**TASK BRIEF**
Copy out all lines with the word "total" in them.

═══ DATA SHOWN

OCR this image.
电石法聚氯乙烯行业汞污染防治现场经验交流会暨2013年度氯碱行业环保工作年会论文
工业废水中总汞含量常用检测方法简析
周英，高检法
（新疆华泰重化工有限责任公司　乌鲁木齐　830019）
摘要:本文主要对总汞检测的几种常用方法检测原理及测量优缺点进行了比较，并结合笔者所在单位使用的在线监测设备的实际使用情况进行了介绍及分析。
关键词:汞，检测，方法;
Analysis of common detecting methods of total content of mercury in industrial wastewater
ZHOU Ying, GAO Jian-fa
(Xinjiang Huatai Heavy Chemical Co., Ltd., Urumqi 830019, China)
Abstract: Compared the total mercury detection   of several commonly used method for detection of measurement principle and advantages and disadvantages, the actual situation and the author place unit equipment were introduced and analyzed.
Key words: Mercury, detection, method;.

══════
═══ DATA SHOWN

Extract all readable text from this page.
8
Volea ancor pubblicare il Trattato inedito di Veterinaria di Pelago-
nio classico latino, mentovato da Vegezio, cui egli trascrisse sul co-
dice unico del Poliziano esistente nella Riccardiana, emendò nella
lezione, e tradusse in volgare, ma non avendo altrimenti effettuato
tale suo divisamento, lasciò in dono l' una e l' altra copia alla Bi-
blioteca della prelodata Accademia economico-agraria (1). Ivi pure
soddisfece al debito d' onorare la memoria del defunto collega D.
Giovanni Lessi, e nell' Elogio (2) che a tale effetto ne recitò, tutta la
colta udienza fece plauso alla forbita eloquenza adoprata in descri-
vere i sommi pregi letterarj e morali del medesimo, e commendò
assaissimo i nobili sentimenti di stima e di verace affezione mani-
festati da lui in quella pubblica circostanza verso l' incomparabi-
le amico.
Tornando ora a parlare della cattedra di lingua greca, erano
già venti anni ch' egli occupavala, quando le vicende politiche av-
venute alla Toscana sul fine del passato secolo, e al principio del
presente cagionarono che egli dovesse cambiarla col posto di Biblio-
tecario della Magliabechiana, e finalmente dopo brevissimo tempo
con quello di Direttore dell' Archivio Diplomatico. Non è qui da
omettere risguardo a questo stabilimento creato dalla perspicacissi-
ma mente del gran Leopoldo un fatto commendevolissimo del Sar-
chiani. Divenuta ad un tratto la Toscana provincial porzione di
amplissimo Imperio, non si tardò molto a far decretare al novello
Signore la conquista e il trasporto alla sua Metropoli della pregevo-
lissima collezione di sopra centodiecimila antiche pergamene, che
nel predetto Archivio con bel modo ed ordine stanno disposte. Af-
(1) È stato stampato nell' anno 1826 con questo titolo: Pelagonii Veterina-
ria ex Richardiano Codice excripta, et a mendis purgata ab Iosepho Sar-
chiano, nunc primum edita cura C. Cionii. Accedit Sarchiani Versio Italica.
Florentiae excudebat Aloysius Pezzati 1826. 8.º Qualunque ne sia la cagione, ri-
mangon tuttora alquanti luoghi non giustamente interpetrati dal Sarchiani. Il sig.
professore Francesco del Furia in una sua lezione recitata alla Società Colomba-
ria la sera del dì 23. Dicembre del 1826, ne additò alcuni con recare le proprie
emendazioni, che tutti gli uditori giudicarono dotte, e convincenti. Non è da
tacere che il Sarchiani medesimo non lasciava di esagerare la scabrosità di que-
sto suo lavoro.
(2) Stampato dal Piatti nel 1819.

══════
═══ DATA SHOWN

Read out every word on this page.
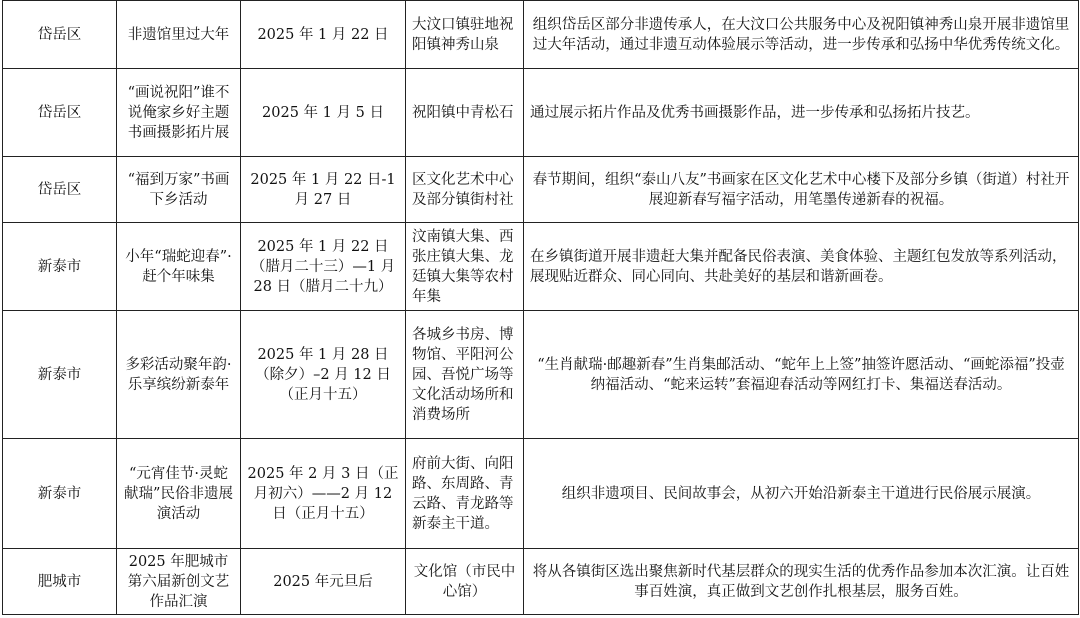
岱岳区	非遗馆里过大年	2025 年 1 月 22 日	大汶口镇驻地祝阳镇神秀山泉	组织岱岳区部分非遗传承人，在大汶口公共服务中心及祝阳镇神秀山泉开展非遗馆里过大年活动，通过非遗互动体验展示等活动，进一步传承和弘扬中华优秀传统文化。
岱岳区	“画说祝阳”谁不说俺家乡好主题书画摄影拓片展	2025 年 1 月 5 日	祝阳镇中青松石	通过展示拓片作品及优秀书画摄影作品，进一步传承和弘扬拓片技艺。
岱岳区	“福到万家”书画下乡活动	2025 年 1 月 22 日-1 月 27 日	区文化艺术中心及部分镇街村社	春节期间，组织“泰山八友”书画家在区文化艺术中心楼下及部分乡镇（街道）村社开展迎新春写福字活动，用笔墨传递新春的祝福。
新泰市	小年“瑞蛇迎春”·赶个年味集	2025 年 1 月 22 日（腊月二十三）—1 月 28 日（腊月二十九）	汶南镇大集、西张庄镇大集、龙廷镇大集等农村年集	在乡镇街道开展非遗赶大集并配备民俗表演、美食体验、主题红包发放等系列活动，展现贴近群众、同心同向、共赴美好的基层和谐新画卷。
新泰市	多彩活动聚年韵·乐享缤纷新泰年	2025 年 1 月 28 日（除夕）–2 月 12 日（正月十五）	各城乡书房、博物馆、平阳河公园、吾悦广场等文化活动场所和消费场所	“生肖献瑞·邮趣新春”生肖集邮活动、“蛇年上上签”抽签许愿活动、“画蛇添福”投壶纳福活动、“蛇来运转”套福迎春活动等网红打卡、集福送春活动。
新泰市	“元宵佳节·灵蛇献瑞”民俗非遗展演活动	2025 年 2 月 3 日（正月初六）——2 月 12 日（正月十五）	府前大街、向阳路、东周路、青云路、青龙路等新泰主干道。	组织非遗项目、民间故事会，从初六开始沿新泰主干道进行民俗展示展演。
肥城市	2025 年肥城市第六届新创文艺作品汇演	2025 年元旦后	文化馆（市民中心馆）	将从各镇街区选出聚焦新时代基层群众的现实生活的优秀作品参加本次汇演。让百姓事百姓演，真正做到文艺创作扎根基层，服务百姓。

══════

**TASK RESULT**
Analysis of common detecting methods of total content of mercury in industrial wastewater
Abstract: Compared the total mercury detection   of several commonly used method for detection of measurement principle and advantages and disadvantages, the actual situation and the author place unit equipment were introduced and analyzed.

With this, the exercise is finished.